### Work to do
Restate the whole of the material. Keep every word, and drop the pictures.

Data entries

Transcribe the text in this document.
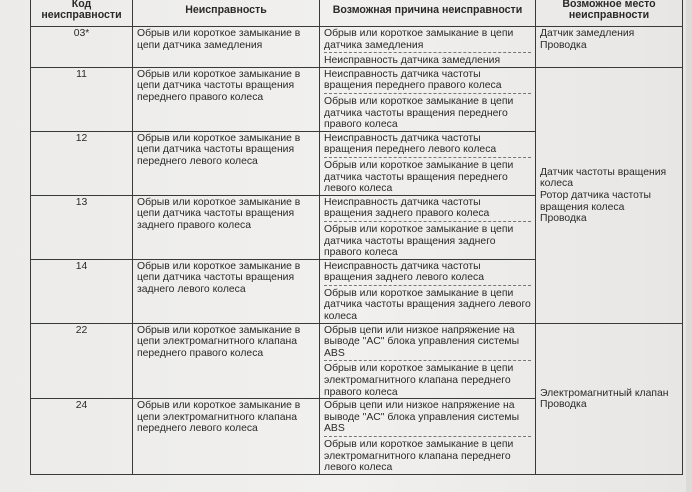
Код неисправности	Неисправность	Возможная причина неисправности	Возможное место неисправности
03*	Обрыв или короткое замыкание в цепи датчика замедления	Обрыв или короткое замыкание в цепи датчика замедления
Неисправность датчика замедления	Датчик замедления
Проводка

11	Обрыв или короткое замыкание в цепи датчика частоты вращения переднего правого колеса	Неисправность датчика частоты вращения переднего правого колеса
Обрыв или короткое замыкание в цепи датчика частоты вращения переднего правого колеса	Датчик частоты вращения колеса
Ротор датчика частоты вращения колеса
Проводка

12	Обрыв или короткое замыкание в цепи датчика частоты вращения переднего левого колеса	Неисправность датчика частоты вращения переднего левого колеса
Обрыв или короткое замыкание в цепи датчика частоты вращения переднего левого колеса	

13	Обрыв или короткое замыкание в цепи датчика частоты вращения заднего правого колеса	Неисправность датчика частоты вращения заднего правого колеса
Обрыв или короткое замыкание в цепи датчика частоты вращения заднего правого колеса	

14	Обрыв или короткое замыкание в цепи датчика частоты вращения заднего левого колеса	Неисправность датчика частоты вращения заднего левого колеса
Обрыв или короткое замыкание в цепи датчика частоты вращения заднего левого колеса	

22	Обрыв или короткое замыкание в цепи электромагнитного клапана переднего правого колеса	Обрыв цепи или низкое напряжение на выводе "AC" блока управления системы ABS
Обрыв или короткое замыкание в цепи электромагнитного клапана переднего правого колеса	Электромагнитный клапан
Проводка

24	Обрыв или короткое замыкание в цепи электромагнитного клапана переднего левого колеса	Обрыв цепи или низкое напряжение на выводе "AC" блока управления системы ABS
Обрыв или короткое замыкание в цепи электромагнитного клапана переднего левого колеса	
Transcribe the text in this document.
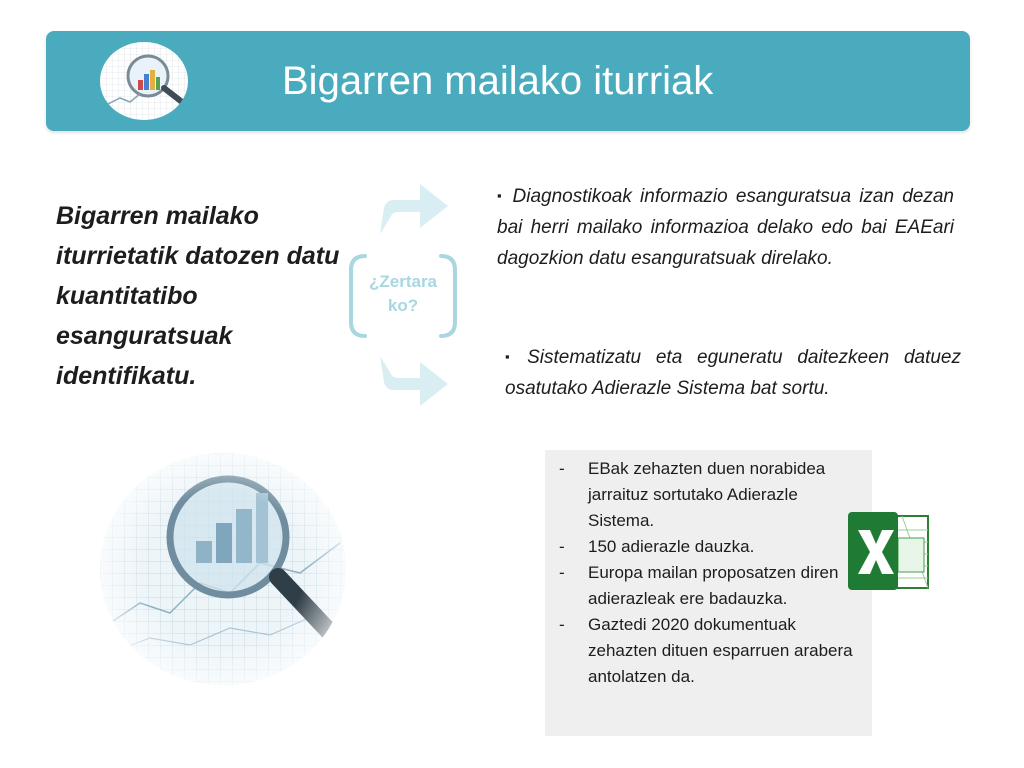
Bigarren mailako iturriak
Bigarren mailako iturrietatik datozen datu kuantitatibo esanguratsuak identifikatu.
¿Zertara
ko?
▪ Diagnostikoak informazio esanguratsua izan dezan bai herri mailako informazioa delako edo bai EAEari dagozkion datu esanguratsuak direlako.
▪ Sistematizatu eta eguneratu daitezkeen datuez osatutako Adierazle Sistema bat sortu.
- EBak zehazten duen norabidea jarraituz sortutako Adierazle Sistema.
- 150 adierazle dauzka.
- Europa mailan proposatzen diren adierazleak ere badauzka.
- Gaztedi 2020 dokumentuak zehazten dituen esparruen arabera antolatzen da.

### Task response
Transcribe the text in this document.
Код неисправности	Неисправность	Возможная причина неисправности	Возможное место неисправности
03*	Обрыв или короткое замыкание в цепи датчика замедления	Обрыв или короткое замыкание в цепи датчика замедления
Неисправность датчика замедления	Датчик замедления
Проводка

11	Обрыв или короткое замыкание в цепи датчика частоты вращения переднего правого колеса	Неисправность датчика частоты вращения переднего правого колеса
Обрыв или короткое замыкание в цепи датчика частоты вращения переднего правого колеса	Датчик частоты вращения колеса
Ротор датчика частоты вращения колеса
Проводка

12	Обрыв или короткое замыкание в цепи датчика частоты вращения переднего левого колеса	Неисправность датчика частоты вращения переднего левого колеса
Обрыв или короткое замыкание в цепи датчика частоты вращения переднего левого колеса	

13	Обрыв или короткое замыкание в цепи датчика частоты вращения заднего правого колеса	Неисправность датчика частоты вращения заднего правого колеса
Обрыв или короткое замыкание в цепи датчика частоты вращения заднего правого колеса	

14	Обрыв или короткое замыкание в цепи датчика частоты вращения заднего левого колеса	Неисправность датчика частоты вращения заднего левого колеса
Обрыв или короткое замыкание в цепи датчика частоты вращения заднего левого колеса	

22	Обрыв или короткое замыкание в цепи электромагнитного клапана переднего правого колеса	Обрыв цепи или низкое напряжение на выводе "AC" блока управления системы ABS
Обрыв или короткое замыкание в цепи электромагнитного клапана переднего правого колеса	Электромагнитный клапан
Проводка

24	Обрыв или короткое замыкание в цепи электромагнитного клапана переднего левого колеса	Обрыв цепи или низкое напряжение на выводе "AC" блока управления системы ABS
Обрыв или короткое замыкание в цепи электромагнитного клапана переднего левого колеса	
Transcribe the text in this document.
Bigarren mailako iturriak
Bigarren mailako iturrietatik datozen datu kuantitatibo esanguratsuak identifikatu.
¿Zertara
ko?
▪ Diagnostikoak informazio esanguratsua izan dezan bai herri mailako informazioa delako edo bai EAEari dagozkion datu esanguratsuak direlako.
▪ Sistematizatu eta eguneratu daitezkeen datuez osatutako Adierazle Sistema bat sortu.
- EBak zehazten duen norabidea jarraituz sortutako Adierazle Sistema.
- 150 adierazle dauzka.
- Europa mailan proposatzen diren adierazleak ere badauzka.
- Gaztedi 2020 dokumentuak zehazten dituen esparruen arabera antolatzen da.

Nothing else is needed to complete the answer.